• Given task
In the listing, update every line from the start through the line containing "x-tick-label: 2022 [643, 333, 674, 347]" by replacing "data-point" with "marker-point", leaving everything else unchanged.

• Material
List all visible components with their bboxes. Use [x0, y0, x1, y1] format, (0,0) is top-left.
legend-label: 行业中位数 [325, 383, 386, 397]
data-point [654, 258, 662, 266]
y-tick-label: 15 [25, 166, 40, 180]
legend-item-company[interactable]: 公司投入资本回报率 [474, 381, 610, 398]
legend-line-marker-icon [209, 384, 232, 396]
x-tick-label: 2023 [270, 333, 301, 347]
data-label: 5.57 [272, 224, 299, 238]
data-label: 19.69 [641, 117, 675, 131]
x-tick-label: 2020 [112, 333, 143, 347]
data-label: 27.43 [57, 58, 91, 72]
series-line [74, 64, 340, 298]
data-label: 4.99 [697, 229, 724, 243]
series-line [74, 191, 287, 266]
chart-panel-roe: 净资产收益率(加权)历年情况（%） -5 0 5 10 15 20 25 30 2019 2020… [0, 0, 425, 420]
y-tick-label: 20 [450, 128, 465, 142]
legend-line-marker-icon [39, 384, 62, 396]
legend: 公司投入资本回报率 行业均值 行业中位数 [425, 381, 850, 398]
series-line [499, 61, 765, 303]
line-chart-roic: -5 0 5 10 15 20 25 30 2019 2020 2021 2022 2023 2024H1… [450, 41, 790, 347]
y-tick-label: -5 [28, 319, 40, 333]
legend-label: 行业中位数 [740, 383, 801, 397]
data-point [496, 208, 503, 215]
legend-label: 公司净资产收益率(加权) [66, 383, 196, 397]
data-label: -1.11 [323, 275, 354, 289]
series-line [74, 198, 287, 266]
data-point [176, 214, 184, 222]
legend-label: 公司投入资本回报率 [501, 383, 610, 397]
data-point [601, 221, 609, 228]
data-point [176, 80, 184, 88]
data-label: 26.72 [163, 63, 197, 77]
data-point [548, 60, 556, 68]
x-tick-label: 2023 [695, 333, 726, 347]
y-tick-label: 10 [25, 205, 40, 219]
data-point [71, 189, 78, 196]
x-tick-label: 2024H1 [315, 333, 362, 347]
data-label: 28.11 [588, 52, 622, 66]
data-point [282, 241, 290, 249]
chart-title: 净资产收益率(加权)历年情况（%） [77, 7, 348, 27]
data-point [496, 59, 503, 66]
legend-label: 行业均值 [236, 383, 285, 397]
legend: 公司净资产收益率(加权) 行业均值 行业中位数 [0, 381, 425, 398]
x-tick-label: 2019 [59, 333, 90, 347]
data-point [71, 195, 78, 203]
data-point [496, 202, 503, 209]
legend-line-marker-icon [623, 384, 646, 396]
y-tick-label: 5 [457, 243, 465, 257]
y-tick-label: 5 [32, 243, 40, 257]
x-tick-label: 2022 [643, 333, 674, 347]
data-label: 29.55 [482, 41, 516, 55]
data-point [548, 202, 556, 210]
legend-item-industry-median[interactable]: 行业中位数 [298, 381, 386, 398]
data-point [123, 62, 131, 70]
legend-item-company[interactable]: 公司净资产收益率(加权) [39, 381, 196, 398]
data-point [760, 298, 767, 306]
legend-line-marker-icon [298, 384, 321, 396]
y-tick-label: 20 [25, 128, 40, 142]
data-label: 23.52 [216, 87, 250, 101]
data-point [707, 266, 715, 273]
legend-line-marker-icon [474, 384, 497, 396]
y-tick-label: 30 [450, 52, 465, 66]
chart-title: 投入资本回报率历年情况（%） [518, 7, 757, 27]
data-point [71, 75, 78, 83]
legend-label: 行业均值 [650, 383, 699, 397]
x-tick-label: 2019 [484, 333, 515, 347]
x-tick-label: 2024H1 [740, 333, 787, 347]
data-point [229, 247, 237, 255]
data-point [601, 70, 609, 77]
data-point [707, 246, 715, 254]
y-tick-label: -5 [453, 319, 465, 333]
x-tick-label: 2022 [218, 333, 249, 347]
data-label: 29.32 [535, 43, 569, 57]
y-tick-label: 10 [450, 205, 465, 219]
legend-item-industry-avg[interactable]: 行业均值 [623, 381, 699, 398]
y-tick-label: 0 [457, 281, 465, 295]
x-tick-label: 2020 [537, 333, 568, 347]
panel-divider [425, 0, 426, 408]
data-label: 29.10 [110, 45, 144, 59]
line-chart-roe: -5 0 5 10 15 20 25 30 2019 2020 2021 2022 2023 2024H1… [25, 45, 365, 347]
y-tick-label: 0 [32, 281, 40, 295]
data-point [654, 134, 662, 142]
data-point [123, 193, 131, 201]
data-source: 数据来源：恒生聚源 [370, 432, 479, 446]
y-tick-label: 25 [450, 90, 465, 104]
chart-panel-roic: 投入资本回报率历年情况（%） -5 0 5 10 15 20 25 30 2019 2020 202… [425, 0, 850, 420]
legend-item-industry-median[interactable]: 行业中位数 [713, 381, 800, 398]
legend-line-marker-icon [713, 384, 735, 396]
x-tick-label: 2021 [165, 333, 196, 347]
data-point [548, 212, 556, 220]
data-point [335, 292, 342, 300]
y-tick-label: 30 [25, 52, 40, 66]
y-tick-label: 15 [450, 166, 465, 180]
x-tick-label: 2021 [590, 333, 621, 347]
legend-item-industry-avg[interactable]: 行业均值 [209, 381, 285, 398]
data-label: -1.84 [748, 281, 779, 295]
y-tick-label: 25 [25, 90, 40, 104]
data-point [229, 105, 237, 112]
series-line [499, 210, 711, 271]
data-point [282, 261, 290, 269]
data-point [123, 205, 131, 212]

• Solution for this task
List all visible components with their bboxes. Use [x0, y0, x1, y1] format, (0,0) is top-left.
legend-label: 行业中位数 [325, 383, 386, 397]
marker-point [654, 258, 662, 266]
y-tick-label: 15 [25, 166, 40, 180]
legend-item-company[interactable]: 公司投入资本回报率 [474, 381, 610, 398]
legend-line-marker-icon [209, 384, 232, 396]
x-tick-label: 2023 [270, 333, 301, 347]
data-label: 5.57 [272, 224, 299, 238]
data-label: 19.69 [641, 117, 675, 131]
x-tick-label: 2020 [112, 333, 143, 347]
data-label: 27.43 [57, 58, 91, 72]
series-line [74, 64, 340, 298]
data-label: 4.99 [697, 229, 724, 243]
series-line [74, 191, 287, 266]
chart-panel-roe: 净资产收益率(加权)历年情况（%） -5 0 5 10 15 20 25 30 2019 2020… [0, 0, 425, 420]
y-tick-label: 20 [450, 128, 465, 142]
legend-line-marker-icon [39, 384, 62, 396]
legend: 公司投入资本回报率 行业均值 行业中位数 [425, 381, 850, 398]
series-line [499, 61, 765, 303]
line-chart-roic: -5 0 5 10 15 20 25 30 2019 2020 2021 2022 2023 2024H1… [450, 41, 790, 347]
y-tick-label: -5 [28, 319, 40, 333]
legend-label: 行业中位数 [740, 383, 801, 397]
marker-point [496, 208, 503, 215]
legend-label: 公司净资产收益率(加权) [66, 383, 196, 397]
data-label: -1.11 [323, 275, 354, 289]
series-line [74, 198, 287, 266]
marker-point [176, 214, 184, 222]
legend-label: 公司投入资本回报率 [501, 383, 610, 397]
marker-point [601, 221, 609, 228]
marker-point [176, 80, 184, 88]
data-label: 26.72 [163, 63, 197, 77]
marker-point [548, 60, 556, 68]
x-tick-label: 2023 [695, 333, 726, 347]
y-tick-label: 10 [25, 205, 40, 219]
marker-point [71, 189, 78, 196]
x-tick-label: 2024H1 [315, 333, 362, 347]
data-label: 28.11 [588, 52, 622, 66]
marker-point [282, 241, 290, 249]
chart-title: 净资产收益率(加权)历年情况（%） [77, 7, 348, 27]
marker-point [496, 59, 503, 66]
legend-label: 行业均值 [236, 383, 285, 397]
legend: 公司净资产收益率(加权) 行业均值 行业中位数 [0, 381, 425, 398]
x-tick-label: 2019 [59, 333, 90, 347]
marker-point [71, 195, 78, 203]
marker-point [496, 202, 503, 209]
legend-line-marker-icon [623, 384, 646, 396]
y-tick-label: 5 [457, 243, 465, 257]
y-tick-label: 5 [32, 243, 40, 257]
x-tick-label: 2022 [643, 333, 674, 347]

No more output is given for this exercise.